Work required >> Find the string "celkem" and gather every line that holds it.

──────── Exercise input ────────

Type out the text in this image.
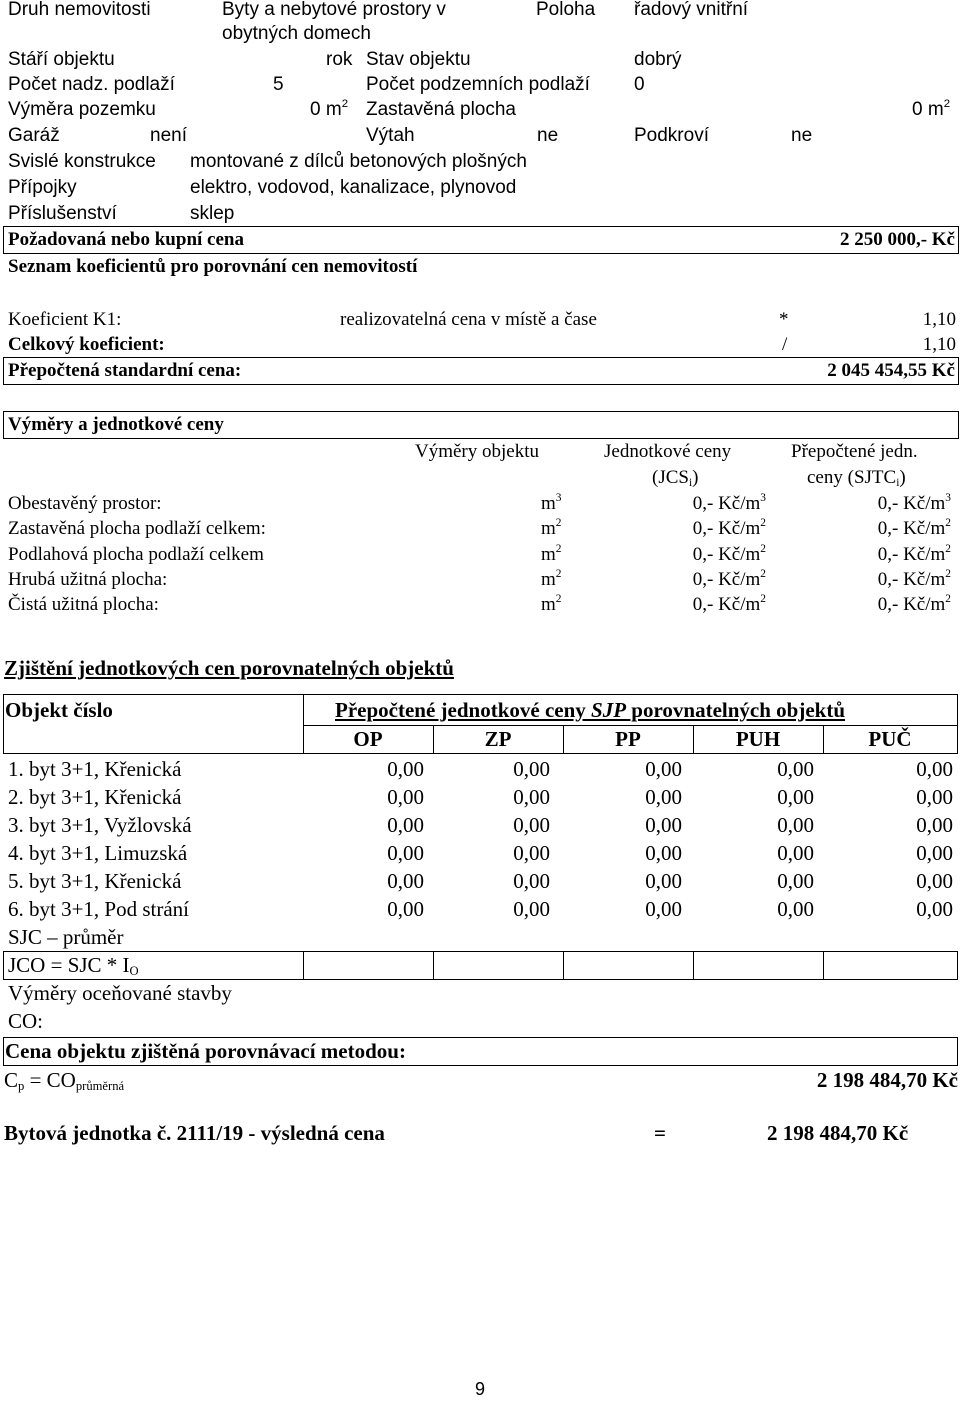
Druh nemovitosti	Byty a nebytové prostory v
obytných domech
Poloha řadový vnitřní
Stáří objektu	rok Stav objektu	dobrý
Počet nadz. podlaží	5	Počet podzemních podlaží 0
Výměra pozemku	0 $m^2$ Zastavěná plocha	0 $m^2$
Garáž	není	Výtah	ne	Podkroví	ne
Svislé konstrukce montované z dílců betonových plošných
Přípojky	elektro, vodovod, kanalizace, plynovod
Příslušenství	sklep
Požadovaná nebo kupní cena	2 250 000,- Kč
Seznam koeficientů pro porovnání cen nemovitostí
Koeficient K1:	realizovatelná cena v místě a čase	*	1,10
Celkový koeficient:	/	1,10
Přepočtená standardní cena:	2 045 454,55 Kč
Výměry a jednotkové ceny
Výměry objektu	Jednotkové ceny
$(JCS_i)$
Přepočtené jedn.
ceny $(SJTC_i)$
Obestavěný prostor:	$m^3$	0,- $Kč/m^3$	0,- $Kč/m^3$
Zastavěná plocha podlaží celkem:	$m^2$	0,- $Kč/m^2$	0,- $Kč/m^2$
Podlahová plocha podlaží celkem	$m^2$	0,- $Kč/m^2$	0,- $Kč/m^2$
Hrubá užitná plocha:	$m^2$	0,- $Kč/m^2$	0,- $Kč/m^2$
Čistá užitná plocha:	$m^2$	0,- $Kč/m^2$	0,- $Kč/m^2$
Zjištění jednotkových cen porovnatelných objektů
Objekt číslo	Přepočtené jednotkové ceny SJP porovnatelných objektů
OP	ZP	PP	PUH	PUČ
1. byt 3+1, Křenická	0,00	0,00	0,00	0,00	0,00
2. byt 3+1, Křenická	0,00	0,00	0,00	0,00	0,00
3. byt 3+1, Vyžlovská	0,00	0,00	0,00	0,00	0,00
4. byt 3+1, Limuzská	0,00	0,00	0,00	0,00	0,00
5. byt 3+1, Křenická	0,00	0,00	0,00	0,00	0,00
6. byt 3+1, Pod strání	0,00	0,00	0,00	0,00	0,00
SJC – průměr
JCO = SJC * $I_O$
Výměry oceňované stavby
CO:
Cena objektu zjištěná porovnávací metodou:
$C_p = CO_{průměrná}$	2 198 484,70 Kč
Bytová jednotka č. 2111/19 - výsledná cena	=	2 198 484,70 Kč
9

────────

Response below >>
Zastavěná plocha podlaží celkem:	$m^2$	0,- $Kč/m^2$	0,- $Kč/m^2$
Podlahová plocha podlaží celkem	$m^2$	0,- $Kč/m^2$	0,- $Kč/m^2$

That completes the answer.